(Items from a data source)
━━━━━━━━━━━━━━━━

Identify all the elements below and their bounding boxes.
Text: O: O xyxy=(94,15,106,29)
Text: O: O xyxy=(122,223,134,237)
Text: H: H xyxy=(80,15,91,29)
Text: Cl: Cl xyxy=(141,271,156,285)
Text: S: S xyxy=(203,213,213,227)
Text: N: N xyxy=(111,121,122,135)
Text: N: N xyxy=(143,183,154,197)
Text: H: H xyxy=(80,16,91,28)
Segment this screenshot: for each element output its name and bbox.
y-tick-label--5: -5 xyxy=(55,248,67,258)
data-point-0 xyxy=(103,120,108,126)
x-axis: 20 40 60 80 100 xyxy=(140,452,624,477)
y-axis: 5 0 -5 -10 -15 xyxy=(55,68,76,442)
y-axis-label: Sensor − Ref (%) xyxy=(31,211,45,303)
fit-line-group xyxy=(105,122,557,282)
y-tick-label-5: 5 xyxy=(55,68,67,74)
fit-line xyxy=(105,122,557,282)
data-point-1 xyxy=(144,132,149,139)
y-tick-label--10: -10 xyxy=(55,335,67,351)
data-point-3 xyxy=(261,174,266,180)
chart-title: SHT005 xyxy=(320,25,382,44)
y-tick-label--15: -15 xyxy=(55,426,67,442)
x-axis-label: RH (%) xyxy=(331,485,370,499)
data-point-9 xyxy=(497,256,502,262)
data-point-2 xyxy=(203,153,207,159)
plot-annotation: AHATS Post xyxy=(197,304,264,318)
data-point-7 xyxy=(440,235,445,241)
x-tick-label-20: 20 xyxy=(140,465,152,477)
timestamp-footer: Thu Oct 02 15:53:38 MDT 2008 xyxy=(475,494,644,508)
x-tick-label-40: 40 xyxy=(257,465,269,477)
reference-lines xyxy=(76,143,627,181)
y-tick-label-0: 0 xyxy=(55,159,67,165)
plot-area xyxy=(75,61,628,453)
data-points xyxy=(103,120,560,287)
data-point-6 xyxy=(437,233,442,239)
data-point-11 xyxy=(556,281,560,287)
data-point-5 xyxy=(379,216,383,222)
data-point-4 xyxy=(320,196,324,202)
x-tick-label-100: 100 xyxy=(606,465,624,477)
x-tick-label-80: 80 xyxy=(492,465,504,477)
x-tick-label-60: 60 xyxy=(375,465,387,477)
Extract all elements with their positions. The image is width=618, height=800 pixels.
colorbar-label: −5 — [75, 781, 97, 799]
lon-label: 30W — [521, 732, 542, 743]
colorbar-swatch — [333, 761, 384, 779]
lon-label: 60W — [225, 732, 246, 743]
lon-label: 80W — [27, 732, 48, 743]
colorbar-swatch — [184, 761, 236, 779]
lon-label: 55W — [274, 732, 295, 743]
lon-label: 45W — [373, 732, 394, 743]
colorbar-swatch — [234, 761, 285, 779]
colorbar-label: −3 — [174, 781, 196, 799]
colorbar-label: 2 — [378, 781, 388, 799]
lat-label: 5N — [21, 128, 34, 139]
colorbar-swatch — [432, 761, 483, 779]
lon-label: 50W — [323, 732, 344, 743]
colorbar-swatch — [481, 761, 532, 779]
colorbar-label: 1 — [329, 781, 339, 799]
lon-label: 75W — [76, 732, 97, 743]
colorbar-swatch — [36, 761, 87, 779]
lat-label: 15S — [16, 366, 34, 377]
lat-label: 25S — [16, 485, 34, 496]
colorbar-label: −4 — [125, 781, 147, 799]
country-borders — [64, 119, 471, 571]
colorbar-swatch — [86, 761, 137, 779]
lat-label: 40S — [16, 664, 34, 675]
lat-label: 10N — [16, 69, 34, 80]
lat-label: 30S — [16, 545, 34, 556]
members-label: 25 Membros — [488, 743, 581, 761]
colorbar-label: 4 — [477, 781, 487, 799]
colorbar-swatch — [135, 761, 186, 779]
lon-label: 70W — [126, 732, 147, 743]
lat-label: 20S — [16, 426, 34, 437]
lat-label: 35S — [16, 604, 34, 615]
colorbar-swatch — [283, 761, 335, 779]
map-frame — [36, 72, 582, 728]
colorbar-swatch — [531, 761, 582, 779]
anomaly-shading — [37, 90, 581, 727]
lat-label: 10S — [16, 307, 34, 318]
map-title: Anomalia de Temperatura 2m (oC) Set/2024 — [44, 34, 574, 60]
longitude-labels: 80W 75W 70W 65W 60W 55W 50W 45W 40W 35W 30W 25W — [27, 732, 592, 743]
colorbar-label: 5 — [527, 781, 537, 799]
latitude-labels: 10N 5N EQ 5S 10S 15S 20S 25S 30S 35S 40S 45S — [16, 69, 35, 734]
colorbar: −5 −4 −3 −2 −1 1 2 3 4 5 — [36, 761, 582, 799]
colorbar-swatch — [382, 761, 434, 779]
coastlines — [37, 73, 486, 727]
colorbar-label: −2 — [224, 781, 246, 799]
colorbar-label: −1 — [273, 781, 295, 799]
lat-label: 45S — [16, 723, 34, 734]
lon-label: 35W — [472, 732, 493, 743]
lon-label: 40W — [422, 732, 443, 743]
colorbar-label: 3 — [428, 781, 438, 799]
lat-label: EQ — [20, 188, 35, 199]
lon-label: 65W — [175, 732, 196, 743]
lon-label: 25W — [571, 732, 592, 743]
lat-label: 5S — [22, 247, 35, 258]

━━━━━━━━━━━━━━━━

Copy out the lines above, starting with the first line and continuing through the line that contains "x-axis-label: RH (%) xyxy=(331,485,370,499)", including both ends.

Identify all the elements below and their bounding boxes.
Text: O: O xyxy=(94,15,106,29)
Text: O: O xyxy=(122,223,134,237)
Text: H: H xyxy=(80,15,91,29)
Text: Cl: Cl xyxy=(141,271,156,285)
Text: S: S xyxy=(203,213,213,227)
Text: N: N xyxy=(111,121,122,135)
Text: N: N xyxy=(143,183,154,197)
Text: H: H xyxy=(80,16,91,28)
Segment this screenshot: for each element output its name and bbox.
y-tick-label--5: -5 xyxy=(55,248,67,258)
data-point-0 xyxy=(103,120,108,126)
x-axis: 20 40 60 80 100 xyxy=(140,452,624,477)
y-axis: 5 0 -5 -10 -15 xyxy=(55,68,76,442)
y-axis-label: Sensor − Ref (%) xyxy=(31,211,45,303)
fit-line-group xyxy=(105,122,557,282)
y-tick-label-5: 5 xyxy=(55,68,67,74)
fit-line xyxy=(105,122,557,282)
data-point-1 xyxy=(144,132,149,139)
y-tick-label--10: -10 xyxy=(55,335,67,351)
data-point-3 xyxy=(261,174,266,180)
chart-title: SHT005 xyxy=(320,25,382,44)
y-tick-label--15: -15 xyxy=(55,426,67,442)
x-axis-label: RH (%) xyxy=(331,485,370,499)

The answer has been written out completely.